EXCERPTED TEXT -
ColBERT [Section 24.3.2] can be viewed a token-level multi-vector representation encoder for both queries and documents. Token-level representations for documents can be pre-computed offline. During online inference, late interactions of the query’s multi-vectors representation and the document’s multi-vectors representation are used to improve the robustness of dense retrieval, as compared to inner products of single-vector representations. Specifically,

Formally, given $q= q_{1} \ldots q_{l}$ and $d=d_{1} \ldots d_{n}$ and their token level embeddings $\{E_{q_1},\ldots E_{q_l}\}$ and $\{E_{d_1},...,E_{d_n}\}$ and the final similarity score between the $q$ and $d$ is given by

\[ S_{q, d} =\sum_{i \in I_q} \max _{j \in I_d} E_{q_{i}} \cdot E_{d_{j}}^{T}, \]

where $I_q = \{1,...,l\}$, $I_d = \{1, ..., n\}$ are the index sets for query token embeddings and document token embeddings, respectively.

While this method has shown signficant improvement over bi-encoder methods, it has a main disadvantage of high storage requirements. For example, ColBERT requires storing all the WordPiece token vectors of each text in the corpus.

STATED PROBLEM A - Using the ColBERT excerpt, explain in one to three sentences why the method has high storage requirements.
STATED PROBLEM B -
Answer these questions from the ColBERT excerpt:
(i) What can be pre-computed offline?
(ii) What does $I_d$ denote?
(iii) Over which methods has ColBERT shown significant improvement?
STATED PROBLEM C - Reproduce the ColBERT excerpt from "While this method" up to and including "in the corpus.".
The lines after this have no connection to the ColBERT excerpt.

DATA SECTION -
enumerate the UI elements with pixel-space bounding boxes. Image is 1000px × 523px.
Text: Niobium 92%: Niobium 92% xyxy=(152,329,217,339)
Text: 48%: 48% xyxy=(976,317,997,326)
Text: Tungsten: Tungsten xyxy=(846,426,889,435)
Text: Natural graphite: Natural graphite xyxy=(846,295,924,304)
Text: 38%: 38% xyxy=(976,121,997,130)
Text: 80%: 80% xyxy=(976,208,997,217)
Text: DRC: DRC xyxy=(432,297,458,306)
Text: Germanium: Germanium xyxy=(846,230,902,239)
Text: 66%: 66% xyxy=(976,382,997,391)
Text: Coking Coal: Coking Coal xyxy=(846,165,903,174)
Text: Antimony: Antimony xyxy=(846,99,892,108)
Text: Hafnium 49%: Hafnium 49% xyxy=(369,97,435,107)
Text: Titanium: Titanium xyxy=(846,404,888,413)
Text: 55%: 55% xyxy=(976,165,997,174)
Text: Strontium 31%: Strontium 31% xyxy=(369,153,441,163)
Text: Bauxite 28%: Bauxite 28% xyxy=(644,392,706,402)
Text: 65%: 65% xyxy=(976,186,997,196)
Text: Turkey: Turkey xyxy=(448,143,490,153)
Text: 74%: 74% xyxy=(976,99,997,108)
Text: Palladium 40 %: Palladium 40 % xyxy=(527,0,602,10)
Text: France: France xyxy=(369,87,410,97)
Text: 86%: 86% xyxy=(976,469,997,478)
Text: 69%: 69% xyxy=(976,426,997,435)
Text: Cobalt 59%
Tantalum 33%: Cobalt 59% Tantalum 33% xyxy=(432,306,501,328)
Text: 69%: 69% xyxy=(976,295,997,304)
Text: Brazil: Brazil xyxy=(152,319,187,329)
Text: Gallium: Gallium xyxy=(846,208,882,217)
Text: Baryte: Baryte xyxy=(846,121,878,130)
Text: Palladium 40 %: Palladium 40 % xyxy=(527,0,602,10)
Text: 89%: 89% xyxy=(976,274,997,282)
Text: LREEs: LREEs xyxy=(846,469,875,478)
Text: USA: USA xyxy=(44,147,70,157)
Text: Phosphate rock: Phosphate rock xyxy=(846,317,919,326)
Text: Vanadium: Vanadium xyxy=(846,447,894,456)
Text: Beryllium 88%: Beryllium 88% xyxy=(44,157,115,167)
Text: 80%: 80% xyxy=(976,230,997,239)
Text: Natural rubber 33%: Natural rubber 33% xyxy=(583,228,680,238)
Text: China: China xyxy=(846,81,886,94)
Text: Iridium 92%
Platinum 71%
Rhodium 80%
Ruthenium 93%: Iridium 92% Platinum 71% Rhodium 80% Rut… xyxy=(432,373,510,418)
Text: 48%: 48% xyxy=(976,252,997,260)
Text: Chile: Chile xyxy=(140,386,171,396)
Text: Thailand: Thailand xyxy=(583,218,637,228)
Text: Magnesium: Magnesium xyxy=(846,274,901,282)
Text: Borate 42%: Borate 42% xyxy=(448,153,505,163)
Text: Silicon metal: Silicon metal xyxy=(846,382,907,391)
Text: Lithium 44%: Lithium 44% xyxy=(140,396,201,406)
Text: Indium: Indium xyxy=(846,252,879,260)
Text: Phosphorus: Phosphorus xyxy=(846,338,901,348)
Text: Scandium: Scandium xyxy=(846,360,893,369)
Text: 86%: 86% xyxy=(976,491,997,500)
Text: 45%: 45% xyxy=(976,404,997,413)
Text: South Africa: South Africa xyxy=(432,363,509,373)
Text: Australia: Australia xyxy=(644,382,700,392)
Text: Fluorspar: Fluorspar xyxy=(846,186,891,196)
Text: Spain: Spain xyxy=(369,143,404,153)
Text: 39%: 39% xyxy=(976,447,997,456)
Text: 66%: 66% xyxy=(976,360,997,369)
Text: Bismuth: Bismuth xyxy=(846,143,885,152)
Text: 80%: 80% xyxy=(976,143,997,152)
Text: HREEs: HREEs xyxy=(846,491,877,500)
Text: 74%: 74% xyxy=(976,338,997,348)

FULL RESPONSE A - ColBERT encodes text as token-level multi-vector representations. It must therefore store all the WordPiece token vectors of each text in the corpus, not a single vector per text.

FULL RESPONSE B -
(i) Token-level representations for documents.
(ii) The index set for document token embeddings, $\{1, ..., n\}$.
(iii) Bi-encoder methods.

FULL RESPONSE C -
While this method has shown signficant improvement over bi-encoder methods, it has a main disadvantage of high storage requirements. For example, ColBERT requires storing all the WordPiece token vectors of each text in the corpus.